● **The problem**
Reproduce the post on unit testing random elements from "return enumeration.ElementAt(idx);" to "works as before.", substituting "helper method" for "extension method".
--- Study text Enclosed Below ---
Unit Testing Methods With Random Elements (in MVVM Cross)

July 27, 2014

Okay, quick spoiler for this: you can’t. You can’t, not really; obviously, you can write the test, but unit tests should be predictive, and a random element should not.

Solution

I imagine there are a few ways of solving this. The way shown in this post is specific to MVVM cross, but should work with any system that uses an IoC container. In brief, we’re simply going to mock out the system Random class.

How?

Well, since System.Random is the domain of Microsoft, we’ll start with a wrapper; and since this is MVVM Cross, we’ll make it a service:


    class RandomService : IRandomService
    {
        private static Random \_rnd = null;

        public virtual int SelectRandomNumber(int max)
        {
            if (\_rnd == null)
            {
                \_rnd = new Random();
            }

            return \_rnd.Next(max);
        }
    }

Couple of notes on this: 1. I haven’t posted the interface but it’s just the one method. 2. The reason for the Random class being static is that the random seed is taken from the system clock, meaning that if you call this in quick succession, there is a possibility that you would get the same number returned. 3. This is not thread safe.

Okay - all that out of the way, the code is pretty basic. Now let’s call it:


        public static T SelectRandomElement(this IEnumerable enumeration)
        {
            var service = Mvx.Resolve();            
            int idx = service.SelectRandomNumber(enumeration.Count() + 1);

            return enumeration.ElementAt(idx);
        }

Right, so you’ll recognise the extension method from the last post, but now it retrieves the instance of the random service; here’s where we register that:


        protected override void InitViewModel()
        {
            Mvx.ConstructAndRegisterSingleton();
        }

You can actually register it anywhere you like… before it’s actually called.

Okay, so now we should have unchanged functionality; everything works as before.
--- End of Enclosed Study text ---
--- Record excerpts Enclosed Below ---
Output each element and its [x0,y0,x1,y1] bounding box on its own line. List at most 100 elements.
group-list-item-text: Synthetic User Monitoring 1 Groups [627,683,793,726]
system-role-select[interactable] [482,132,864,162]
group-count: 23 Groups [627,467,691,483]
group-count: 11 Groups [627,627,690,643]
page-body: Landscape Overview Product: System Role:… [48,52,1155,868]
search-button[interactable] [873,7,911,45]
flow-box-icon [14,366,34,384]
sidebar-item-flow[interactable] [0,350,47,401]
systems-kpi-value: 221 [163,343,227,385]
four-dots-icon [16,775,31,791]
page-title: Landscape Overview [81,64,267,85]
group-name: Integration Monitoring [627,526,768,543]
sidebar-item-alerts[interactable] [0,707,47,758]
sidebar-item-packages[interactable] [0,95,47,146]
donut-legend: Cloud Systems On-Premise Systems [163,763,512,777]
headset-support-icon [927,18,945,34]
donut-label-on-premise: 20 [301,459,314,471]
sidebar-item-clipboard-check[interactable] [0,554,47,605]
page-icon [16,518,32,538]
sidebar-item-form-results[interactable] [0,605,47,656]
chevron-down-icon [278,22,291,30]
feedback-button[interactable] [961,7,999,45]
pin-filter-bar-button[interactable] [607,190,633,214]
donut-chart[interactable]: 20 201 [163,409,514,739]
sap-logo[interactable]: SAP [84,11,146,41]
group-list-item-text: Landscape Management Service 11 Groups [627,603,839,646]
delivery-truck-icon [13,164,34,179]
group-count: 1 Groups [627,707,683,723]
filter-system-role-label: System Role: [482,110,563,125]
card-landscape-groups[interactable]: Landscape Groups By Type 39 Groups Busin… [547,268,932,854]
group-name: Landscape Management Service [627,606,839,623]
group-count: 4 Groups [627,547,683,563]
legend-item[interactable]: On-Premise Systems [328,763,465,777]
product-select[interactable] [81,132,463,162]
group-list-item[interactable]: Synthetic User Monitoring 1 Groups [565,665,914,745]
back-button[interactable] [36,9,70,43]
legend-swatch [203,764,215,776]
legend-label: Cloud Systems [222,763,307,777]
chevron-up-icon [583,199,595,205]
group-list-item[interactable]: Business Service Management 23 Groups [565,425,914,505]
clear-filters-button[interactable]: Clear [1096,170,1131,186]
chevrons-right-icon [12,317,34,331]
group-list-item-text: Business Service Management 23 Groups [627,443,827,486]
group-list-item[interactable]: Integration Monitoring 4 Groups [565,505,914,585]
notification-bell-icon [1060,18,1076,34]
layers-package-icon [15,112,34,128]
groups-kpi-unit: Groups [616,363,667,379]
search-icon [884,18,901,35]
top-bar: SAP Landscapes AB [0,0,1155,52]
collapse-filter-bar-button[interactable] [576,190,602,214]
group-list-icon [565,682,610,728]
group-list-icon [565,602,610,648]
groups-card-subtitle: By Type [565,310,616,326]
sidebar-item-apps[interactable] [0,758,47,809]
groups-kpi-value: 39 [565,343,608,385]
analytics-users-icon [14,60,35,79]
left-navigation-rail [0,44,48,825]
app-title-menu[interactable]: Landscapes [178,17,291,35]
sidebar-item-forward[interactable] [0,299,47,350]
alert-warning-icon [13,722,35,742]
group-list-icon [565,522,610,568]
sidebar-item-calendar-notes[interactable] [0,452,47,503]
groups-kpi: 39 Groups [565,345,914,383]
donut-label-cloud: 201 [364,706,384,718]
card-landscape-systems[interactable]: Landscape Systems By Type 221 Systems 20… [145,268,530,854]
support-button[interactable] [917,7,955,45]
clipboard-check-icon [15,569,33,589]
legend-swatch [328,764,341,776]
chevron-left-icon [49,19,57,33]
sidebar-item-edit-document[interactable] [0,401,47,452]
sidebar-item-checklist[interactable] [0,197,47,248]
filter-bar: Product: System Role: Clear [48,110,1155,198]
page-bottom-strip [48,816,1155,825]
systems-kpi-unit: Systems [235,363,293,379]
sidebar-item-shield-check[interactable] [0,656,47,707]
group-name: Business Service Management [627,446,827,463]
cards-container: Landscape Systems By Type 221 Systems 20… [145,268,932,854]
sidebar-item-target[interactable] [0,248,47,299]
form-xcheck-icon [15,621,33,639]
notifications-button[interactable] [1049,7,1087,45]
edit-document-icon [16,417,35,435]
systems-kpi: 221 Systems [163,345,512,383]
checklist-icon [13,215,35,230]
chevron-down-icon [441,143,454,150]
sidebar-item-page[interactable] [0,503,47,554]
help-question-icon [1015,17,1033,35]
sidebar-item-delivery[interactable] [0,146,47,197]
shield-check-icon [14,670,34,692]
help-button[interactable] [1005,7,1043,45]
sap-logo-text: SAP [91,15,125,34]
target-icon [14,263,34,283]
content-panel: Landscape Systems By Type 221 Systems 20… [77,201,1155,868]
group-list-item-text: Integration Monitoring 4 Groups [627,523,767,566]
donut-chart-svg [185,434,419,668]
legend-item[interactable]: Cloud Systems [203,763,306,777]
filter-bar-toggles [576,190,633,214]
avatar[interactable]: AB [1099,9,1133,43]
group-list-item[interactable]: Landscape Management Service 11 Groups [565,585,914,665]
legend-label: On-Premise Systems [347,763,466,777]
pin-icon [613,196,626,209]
--- End of Enclosed Record excerpts ---
● **Exercise response**
return enumeration.ElementAt(idx);
        }

Right, so you’ll recognise the helper method from the last post, but now it retrieves the instance of the random service; here’s where we register that:


        protected override void InitViewModel()
        {
            Mvx.ConstructAndRegisterSingleton();
        }

You can actually register it anywhere you like… before it’s actually called.

Okay, so now we should have unchanged functionality; everything works as before.